§ 課題
下に示すIllustrator EPSの注意点のページには、どのような見出しがありますか？　すべて挙げてください。

概要
このページではInDesignに貼り込むIllustrator EPSの注意点を掲載しております。
IllustratorのバージョンによってはEPSファイルの貼り込みにより文字がずれる場合があります。ご注意ください。
問題が発生すると思われるバージョン
問題の状況
InDesignで直接PDF書き出しをすると、貼り込まれているIllustrator EPSのプレビューと異なった文字組みでPDFが作成される。
実例
Illustrator8で作成したEPSファイルを用意します。
このファイルをIllustrator CSで開きます。
開くときは「テキストの更新」をしないようにします。
そのまま特に何もしないでIllustrator EPS形式で保存します。
InDesign CSに上の2つのファイルを貼り込みます。
下の例は上段にIllustrator8のEPSファイルを2つ並べ(同じデータ)、下段にIllustrator CSで保存したEPSファイルを2つ並べます(同じデータ)。
左側の2つ(①と③)を選択して「オブジェクト」→「表示画質の設定」→「高品質表示」に設定します。
すると左上のファイル(①)の文字の詰めが変化し、文字があふれてしまいます。文字のマスクからはみ出ているので例では文字が欠けています。
このInDesignファイルから直接PDFを書き出すと、上段2つの変換結果が意図したものと違う(プレビューと異なる)状態で変換されてしまいます。
原因
InDesignがIllustrator EPSの内容を解釈する際に、Illustrator 8以前のIllustrator EPSの解釈を誤っているために発生する不具合(バグ)です。

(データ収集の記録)

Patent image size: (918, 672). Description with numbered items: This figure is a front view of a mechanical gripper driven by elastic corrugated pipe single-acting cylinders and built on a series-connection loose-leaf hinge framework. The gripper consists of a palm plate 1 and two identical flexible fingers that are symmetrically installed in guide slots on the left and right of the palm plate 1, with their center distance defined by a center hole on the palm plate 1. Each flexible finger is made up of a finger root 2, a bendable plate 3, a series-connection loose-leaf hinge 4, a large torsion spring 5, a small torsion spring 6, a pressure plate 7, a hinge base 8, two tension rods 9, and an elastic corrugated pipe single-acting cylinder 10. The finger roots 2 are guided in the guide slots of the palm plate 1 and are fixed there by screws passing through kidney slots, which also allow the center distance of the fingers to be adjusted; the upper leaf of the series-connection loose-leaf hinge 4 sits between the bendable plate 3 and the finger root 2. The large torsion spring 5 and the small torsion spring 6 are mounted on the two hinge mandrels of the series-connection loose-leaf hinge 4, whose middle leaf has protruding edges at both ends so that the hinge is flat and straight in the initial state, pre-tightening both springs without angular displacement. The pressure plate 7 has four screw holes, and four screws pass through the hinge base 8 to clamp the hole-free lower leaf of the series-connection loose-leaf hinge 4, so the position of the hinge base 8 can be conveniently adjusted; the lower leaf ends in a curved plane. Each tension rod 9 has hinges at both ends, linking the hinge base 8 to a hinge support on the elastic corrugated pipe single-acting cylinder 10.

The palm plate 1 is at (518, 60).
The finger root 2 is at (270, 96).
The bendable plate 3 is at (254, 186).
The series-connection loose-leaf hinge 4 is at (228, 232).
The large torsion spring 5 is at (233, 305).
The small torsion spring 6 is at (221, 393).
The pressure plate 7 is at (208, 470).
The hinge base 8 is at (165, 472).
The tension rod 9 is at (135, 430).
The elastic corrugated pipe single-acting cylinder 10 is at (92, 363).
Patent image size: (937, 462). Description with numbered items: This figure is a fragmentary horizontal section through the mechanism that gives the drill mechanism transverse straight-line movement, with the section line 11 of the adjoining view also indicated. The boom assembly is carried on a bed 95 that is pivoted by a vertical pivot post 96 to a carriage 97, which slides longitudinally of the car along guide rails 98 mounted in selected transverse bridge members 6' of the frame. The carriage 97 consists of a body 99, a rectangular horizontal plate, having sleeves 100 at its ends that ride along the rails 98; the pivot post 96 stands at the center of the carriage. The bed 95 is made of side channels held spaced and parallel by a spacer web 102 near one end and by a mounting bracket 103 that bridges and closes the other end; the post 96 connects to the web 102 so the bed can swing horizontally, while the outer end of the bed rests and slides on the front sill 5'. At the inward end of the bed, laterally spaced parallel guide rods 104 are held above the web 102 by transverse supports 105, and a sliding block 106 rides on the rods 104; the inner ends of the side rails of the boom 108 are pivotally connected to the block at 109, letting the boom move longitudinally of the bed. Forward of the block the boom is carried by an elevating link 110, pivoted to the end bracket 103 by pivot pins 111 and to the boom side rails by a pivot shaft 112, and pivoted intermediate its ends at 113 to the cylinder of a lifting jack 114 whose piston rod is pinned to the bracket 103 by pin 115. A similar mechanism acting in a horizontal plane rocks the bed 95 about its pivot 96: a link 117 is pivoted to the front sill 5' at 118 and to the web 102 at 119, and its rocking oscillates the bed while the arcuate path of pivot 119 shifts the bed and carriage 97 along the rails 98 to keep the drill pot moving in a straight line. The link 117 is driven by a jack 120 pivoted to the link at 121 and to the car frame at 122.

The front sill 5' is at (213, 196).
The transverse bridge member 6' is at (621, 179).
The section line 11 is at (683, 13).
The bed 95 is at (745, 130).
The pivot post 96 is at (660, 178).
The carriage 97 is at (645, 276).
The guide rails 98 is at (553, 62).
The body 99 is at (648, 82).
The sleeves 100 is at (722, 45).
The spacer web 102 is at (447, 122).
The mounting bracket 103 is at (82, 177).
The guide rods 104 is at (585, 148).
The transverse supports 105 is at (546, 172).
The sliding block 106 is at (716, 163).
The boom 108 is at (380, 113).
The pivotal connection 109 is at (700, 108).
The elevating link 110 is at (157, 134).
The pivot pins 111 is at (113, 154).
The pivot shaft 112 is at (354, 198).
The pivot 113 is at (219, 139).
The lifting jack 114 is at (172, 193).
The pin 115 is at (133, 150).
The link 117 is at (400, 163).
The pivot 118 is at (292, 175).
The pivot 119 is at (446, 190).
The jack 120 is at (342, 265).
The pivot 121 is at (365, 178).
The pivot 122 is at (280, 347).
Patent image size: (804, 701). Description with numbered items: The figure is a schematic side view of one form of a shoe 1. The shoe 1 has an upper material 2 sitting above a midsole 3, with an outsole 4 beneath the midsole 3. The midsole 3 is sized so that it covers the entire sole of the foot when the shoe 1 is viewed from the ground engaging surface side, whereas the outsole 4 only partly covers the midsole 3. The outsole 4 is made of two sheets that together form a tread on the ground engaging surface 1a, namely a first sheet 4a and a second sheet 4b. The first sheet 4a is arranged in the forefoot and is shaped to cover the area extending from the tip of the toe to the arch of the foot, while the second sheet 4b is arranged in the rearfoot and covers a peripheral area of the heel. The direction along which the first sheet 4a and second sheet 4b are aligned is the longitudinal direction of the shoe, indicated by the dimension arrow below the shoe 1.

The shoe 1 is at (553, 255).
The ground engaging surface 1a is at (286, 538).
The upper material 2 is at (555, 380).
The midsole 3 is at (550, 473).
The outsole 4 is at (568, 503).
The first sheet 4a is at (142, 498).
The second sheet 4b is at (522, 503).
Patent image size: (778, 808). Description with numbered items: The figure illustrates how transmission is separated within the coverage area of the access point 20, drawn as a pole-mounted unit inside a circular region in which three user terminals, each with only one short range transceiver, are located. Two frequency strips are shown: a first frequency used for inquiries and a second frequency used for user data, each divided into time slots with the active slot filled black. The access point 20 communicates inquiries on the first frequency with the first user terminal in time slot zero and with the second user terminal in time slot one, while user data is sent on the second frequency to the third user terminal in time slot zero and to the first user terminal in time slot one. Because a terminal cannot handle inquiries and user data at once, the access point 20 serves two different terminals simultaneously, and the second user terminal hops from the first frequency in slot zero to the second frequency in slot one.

§ 解答例
・概要
・問題が発生すると思われるバージョン
・問題の状況
・実例
・原因